%%
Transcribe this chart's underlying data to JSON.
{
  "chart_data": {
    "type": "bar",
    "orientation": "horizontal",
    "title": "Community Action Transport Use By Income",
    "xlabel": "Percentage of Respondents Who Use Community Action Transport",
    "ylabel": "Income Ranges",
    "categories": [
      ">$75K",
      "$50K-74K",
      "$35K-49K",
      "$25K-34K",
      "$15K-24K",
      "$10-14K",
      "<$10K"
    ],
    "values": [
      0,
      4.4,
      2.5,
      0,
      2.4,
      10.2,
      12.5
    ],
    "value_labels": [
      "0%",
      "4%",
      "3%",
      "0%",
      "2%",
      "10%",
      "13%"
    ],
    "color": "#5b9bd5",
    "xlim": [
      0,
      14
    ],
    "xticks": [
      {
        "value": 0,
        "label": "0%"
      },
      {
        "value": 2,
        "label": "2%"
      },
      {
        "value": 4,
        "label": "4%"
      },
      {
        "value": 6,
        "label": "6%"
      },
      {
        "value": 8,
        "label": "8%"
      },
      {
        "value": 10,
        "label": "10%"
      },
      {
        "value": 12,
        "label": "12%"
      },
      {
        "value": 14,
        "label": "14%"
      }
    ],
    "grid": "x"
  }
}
%%
▶ **TO DO**
Answer with one number: how many lines of the entries above include the word "Income".

▶ **TASK RESULT**
2